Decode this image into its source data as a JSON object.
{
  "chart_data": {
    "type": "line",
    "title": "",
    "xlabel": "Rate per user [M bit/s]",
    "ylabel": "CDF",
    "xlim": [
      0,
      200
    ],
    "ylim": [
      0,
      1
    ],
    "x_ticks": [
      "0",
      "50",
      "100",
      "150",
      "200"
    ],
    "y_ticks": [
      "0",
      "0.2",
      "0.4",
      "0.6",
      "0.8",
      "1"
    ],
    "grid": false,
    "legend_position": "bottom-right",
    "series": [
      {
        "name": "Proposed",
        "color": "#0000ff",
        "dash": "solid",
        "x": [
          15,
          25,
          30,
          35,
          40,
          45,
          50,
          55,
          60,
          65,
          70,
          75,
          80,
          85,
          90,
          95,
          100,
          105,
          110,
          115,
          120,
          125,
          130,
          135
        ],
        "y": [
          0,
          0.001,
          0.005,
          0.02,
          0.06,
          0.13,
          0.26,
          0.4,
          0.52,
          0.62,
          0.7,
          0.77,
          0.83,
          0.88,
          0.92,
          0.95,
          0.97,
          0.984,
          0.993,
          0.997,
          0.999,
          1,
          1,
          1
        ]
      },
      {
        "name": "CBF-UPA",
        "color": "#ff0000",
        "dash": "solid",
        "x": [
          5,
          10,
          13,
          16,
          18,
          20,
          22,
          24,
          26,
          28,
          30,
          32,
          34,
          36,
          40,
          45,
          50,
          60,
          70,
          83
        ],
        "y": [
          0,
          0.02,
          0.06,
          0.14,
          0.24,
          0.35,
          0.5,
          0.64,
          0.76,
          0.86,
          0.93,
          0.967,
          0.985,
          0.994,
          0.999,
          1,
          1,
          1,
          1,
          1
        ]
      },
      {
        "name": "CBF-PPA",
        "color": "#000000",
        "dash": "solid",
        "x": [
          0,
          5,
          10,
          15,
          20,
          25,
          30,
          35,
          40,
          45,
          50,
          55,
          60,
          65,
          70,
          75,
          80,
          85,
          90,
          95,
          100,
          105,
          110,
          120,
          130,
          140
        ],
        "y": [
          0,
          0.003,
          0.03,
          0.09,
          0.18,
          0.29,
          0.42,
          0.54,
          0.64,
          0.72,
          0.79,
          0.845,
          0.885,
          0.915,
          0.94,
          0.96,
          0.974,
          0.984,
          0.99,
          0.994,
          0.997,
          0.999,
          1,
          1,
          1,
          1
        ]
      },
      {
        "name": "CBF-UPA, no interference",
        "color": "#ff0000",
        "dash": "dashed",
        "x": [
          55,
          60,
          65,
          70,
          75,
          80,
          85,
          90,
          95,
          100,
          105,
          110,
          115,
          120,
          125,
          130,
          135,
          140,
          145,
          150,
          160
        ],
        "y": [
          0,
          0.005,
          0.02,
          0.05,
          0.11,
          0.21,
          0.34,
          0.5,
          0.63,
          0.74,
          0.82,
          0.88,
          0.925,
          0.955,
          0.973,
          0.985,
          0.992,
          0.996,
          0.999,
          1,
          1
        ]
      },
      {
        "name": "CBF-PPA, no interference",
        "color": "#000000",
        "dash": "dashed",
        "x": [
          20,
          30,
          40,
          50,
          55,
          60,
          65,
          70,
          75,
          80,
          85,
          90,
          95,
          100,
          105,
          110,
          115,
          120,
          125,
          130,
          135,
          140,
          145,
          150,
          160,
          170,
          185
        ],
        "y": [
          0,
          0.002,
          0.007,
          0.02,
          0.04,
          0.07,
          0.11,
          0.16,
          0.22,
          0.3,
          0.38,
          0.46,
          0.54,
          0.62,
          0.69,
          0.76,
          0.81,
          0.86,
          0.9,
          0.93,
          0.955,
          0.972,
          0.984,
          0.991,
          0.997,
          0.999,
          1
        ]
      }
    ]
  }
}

The problem >> Write out all the records above again, exactly as they stand.

Task answer >>
Decode this image into its source data as a JSON object.
{
  "chart_data": {
    "type": "line",
    "title": "",
    "xlabel": "Rate per user [M bit/s]",
    "ylabel": "CDF",
    "xlim": [
      0,
      200
    ],
    "ylim": [
      0,
      1
    ],
    "x_ticks": [
      "0",
      "50",
      "100",
      "150",
      "200"
    ],
    "y_ticks": [
      "0",
      "0.2",
      "0.4",
      "0.6",
      "0.8",
      "1"
    ],
    "grid": false,
    "legend_position": "bottom-right",
    "series": [
      {
        "name": "Proposed",
        "color": "#0000ff",
        "dash": "solid",
        "x": [
          15,
          25,
          30,
          35,
          40,
          45,
          50,
          55,
          60,
          65,
          70,
          75,
          80,
          85,
          90,
          95,
          100,
          105,
          110,
          115,
          120,
          125,
          130,
          135
        ],
        "y": [
          0,
          0.001,
          0.005,
          0.02,
          0.06,
          0.13,
          0.26,
          0.4,
          0.52,
          0.62,
          0.7,
          0.77,
          0.83,
          0.88,
          0.92,
          0.95,
          0.97,
          0.984,
          0.993,
          0.997,
          0.999,
          1,
          1,
          1
        ]
      },
      {
        "name": "CBF-UPA",
        "color": "#ff0000",
        "dash": "solid",
        "x": [
          5,
          10,
          13,
          16,
          18,
          20,
          22,
          24,
          26,
          28,
          30,
          32,
          34,
          36,
          40,
          45,
          50,
          60,
          70,
          83
        ],
        "y": [
          0,
          0.02,
          0.06,
          0.14,
          0.24,
          0.35,
          0.5,
          0.64,
          0.76,
          0.86,
          0.93,
          0.967,
          0.985,
          0.994,
          0.999,
          1,
          1,
          1,
          1,
          1
        ]
      },
      {
        "name": "CBF-PPA",
        "color": "#000000",
        "dash": "solid",
        "x": [
          0,
          5,
          10,
          15,
          20,
          25,
          30,
          35,
          40,
          45,
          50,
          55,
          60,
          65,
          70,
          75,
          80,
          85,
          90,
          95,
          100,
          105,
          110,
          120,
          130,
          140
        ],
        "y": [
          0,
          0.003,
          0.03,
          0.09,
          0.18,
          0.29,
          0.42,
          0.54,
          0.64,
          0.72,
          0.79,
          0.845,
          0.885,
          0.915,
          0.94,
          0.96,
          0.974,
          0.984,
          0.99,
          0.994,
          0.997,
          0.999,
          1,
          1,
          1,
          1
        ]
      },
      {
        "name": "CBF-UPA, no interference",
        "color": "#ff0000",
        "dash": "dashed",
        "x": [
          55,
          60,
          65,
          70,
          75,
          80,
          85,
          90,
          95,
          100,
          105,
          110,
          115,
          120,
          125,
          130,
          135,
          140,
          145,
          150,
          160
        ],
        "y": [
          0,
          0.005,
          0.02,
          0.05,
          0.11,
          0.21,
          0.34,
          0.5,
          0.63,
          0.74,
          0.82,
          0.88,
          0.925,
          0.955,
          0.973,
          0.985,
          0.992,
          0.996,
          0.999,
          1,
          1
        ]
      },
      {
        "name": "CBF-PPA, no interference",
        "color": "#000000",
        "dash": "dashed",
        "x": [
          20,
          30,
          40,
          50,
          55,
          60,
          65,
          70,
          75,
          80,
          85,
          90,
          95,
          100,
          105,
          110,
          115,
          120,
          125,
          130,
          135,
          140,
          145,
          150,
          160,
          170,
          185
        ],
        "y": [
          0,
          0.002,
          0.007,
          0.02,
          0.04,
          0.07,
          0.11,
          0.16,
          0.22,
          0.3,
          0.38,
          0.46,
          0.54,
          0.62,
          0.69,
          0.76,
          0.81,
          0.86,
          0.9,
          0.93,
          0.955,
          0.972,
          0.984,
          0.991,
          0.997,
          0.999,
          1
        ]
      }
    ]
  }
}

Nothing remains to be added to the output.